───── SOURCE EXTRACT ─────

Example
DO I =2, 4
IB(I) = IA(I-1)
IA(I) = IC(I)
ENDDO
This code contains a recurrence caused by the subscript (I-1) hence the vector version would produce incorrect results.
Example
DO 20 J = 2, M
Z(J) = YY(J) + TEMPA
R(J) = Z(J + 1)/TEMPB
20 CONTINUE
Array Z is both defined and referenced within the loop ie one appearance is the key definition where array Z is defined and the other reference is where array Z is referenced. Using the key definition and the other reference it is then possible to test the loop in the following steps:
relative to the array's key definition, determine whether the other reference is in the previous or the subsequent area as illustrated in the diagram.
In the example Z(J) is the key definition and Z(J+1) or the other reference is subsequent to the key definition.
determine if the subscript of the other reference is greater than or less than the subscript of the key definition eg Z(J+1) is greater than the subscript for Z(J).
determine whether the array subscripts are incrementing or decrementing on each iteration of the loop eg J is incrementing on each iteration.

───── EXTRACTED DATA ─────

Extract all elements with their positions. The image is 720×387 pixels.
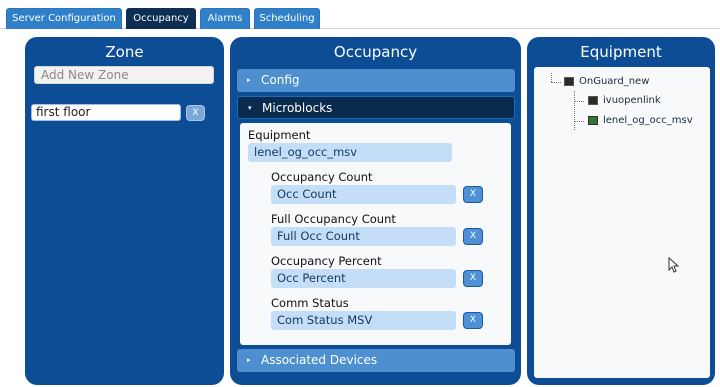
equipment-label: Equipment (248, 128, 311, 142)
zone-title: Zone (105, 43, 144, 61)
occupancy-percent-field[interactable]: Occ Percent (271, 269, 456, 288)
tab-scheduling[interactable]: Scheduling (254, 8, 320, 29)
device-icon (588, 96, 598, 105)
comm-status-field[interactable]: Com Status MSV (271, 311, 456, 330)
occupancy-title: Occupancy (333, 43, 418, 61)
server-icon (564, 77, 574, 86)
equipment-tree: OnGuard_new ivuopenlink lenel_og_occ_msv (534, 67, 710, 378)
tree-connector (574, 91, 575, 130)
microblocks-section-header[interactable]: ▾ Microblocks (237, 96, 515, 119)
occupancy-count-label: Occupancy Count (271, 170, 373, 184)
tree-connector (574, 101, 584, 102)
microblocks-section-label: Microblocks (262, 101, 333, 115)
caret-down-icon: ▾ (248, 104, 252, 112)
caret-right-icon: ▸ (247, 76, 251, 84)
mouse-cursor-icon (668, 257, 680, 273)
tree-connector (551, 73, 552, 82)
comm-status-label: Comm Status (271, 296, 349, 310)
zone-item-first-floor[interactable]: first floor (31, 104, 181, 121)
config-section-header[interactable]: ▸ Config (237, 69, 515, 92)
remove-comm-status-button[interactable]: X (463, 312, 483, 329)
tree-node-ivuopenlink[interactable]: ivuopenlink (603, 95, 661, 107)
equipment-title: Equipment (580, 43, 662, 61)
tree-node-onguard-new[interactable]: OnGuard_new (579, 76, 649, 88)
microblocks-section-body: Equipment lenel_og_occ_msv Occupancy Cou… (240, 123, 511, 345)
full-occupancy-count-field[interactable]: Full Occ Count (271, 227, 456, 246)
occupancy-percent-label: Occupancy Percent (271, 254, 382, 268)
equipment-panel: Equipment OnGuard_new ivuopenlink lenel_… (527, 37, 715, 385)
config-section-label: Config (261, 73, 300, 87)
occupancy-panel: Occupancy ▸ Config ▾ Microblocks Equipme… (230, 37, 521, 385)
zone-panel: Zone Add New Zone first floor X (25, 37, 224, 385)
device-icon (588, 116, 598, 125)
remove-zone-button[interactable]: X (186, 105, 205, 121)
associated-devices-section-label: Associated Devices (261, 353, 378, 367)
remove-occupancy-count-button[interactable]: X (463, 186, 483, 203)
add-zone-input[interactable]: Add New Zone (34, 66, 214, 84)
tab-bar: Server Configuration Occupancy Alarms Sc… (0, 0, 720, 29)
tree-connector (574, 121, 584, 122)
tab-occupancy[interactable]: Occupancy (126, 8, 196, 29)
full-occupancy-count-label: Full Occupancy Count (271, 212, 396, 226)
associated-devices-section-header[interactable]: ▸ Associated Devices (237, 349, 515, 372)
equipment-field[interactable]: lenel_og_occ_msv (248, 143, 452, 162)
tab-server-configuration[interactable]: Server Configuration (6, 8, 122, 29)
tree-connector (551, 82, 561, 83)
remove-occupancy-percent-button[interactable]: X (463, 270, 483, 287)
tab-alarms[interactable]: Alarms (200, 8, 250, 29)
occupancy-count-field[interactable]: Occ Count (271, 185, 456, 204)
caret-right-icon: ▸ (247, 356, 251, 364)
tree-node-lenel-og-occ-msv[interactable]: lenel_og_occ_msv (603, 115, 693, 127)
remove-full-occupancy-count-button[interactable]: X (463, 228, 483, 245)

─────

SHORT PROBLEM 1: List each step the text on loop recurrences gives for testing a loop with its key definition and other reference.
SHORT PROBLEM 2: According to the text on loop recurrences, what causes the recurrence in the loop that runs from I = 2 to 4?

CORRECT RESULT 1:
1. Relative to the array's key definition, determine whether the other reference is in the previous or the subsequent area.
2. Determine if the subscript of the other reference is greater than or less than the subscript of the key definition.
3. Determine whether the array subscripts are incrementing or decrementing on each iteration of the loop.

CORRECT RESULT 2: The subscript (I-1) causes it.